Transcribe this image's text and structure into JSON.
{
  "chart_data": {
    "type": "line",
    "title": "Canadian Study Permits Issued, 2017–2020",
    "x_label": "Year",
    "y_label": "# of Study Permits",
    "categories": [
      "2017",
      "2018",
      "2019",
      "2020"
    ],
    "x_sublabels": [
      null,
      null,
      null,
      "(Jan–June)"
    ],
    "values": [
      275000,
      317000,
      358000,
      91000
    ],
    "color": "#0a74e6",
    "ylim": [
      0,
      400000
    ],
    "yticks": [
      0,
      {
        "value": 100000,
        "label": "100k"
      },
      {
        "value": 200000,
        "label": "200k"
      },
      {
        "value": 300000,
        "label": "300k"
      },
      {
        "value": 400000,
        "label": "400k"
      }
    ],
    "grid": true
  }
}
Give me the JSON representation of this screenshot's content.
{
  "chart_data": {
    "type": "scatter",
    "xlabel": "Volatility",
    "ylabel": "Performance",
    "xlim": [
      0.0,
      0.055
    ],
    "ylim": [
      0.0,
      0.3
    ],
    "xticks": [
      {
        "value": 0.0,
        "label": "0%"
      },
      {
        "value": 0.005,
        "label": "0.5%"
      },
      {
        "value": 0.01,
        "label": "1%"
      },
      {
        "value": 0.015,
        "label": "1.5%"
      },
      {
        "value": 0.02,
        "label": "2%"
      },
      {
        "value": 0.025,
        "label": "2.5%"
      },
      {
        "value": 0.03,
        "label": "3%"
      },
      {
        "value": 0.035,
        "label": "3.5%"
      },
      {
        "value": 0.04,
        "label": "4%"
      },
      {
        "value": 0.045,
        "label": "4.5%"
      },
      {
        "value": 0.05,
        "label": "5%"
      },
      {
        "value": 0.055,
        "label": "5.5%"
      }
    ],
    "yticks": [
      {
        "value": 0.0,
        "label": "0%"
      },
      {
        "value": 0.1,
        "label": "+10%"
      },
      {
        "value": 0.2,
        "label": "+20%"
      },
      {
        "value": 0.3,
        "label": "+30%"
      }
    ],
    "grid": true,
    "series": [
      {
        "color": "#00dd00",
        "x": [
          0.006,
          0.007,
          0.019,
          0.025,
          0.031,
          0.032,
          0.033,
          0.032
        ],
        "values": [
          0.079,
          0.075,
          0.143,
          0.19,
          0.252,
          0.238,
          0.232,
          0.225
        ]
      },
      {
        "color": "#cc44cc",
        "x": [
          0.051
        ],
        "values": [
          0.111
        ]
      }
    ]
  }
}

────────────────────────────────────────

Each entry is to be returned in full, character for character.

Transcribe this image's text and structure into JSON.
{
  "chart_data": {
    "type": "line",
    "title": "Canadian Study Permits Issued, 2017–2020",
    "x_label": "Year",
    "y_label": "# of Study Permits",
    "categories": [
      "2017",
      "2018",
      "2019",
      "2020"
    ],
    "x_sublabels": [
      null,
      null,
      null,
      "(Jan–June)"
    ],
    "values": [
      275000,
      317000,
      358000,
      91000
    ],
    "color": "#0a74e6",
    "ylim": [
      0,
      400000
    ],
    "yticks": [
      0,
      {
        "value": 100000,
        "label": "100k"
      },
      {
        "value": 200000,
        "label": "200k"
      },
      {
        "value": 300000,
        "label": "300k"
      },
      {
        "value": 400000,
        "label": "400k"
      }
    ],
    "grid": true
  }
}
Give me the JSON representation of this screenshot's content.
{
  "chart_data": {
    "type": "scatter",
    "xlabel": "Volatility",
    "ylabel": "Performance",
    "xlim": [
      0.0,
      0.055
    ],
    "ylim": [
      0.0,
      0.3
    ],
    "xticks": [
      {
        "value": 0.0,
        "label": "0%"
      },
      {
        "value": 0.005,
        "label": "0.5%"
      },
      {
        "value": 0.01,
        "label": "1%"
      },
      {
        "value": 0.015,
        "label": "1.5%"
      },
      {
        "value": 0.02,
        "label": "2%"
      },
      {
        "value": 0.025,
        "label": "2.5%"
      },
      {
        "value": 0.03,
        "label": "3%"
      },
      {
        "value": 0.035,
        "label": "3.5%"
      },
      {
        "value": 0.04,
        "label": "4%"
      },
      {
        "value": 0.045,
        "label": "4.5%"
      },
      {
        "value": 0.05,
        "label": "5%"
      },
      {
        "value": 0.055,
        "label": "5.5%"
      }
    ],
    "yticks": [
      {
        "value": 0.0,
        "label": "0%"
      },
      {
        "value": 0.1,
        "label": "+10%"
      },
      {
        "value": 0.2,
        "label": "+20%"
      },
      {
        "value": 0.3,
        "label": "+30%"
      }
    ],
    "grid": true,
    "series": [
      {
        "color": "#00dd00",
        "x": [
          0.006,
          0.007,
          0.019,
          0.025,
          0.031,
          0.032,
          0.033,
          0.032
        ],
        "values": [
          0.079,
          0.075,
          0.143,
          0.19,
          0.252,
          0.238,
          0.232,
          0.225
        ]
      },
      {
        "color": "#cc44cc",
        "x": [
          0.051
        ],
        "values": [
          0.111
        ]
      }
    ]
  }
}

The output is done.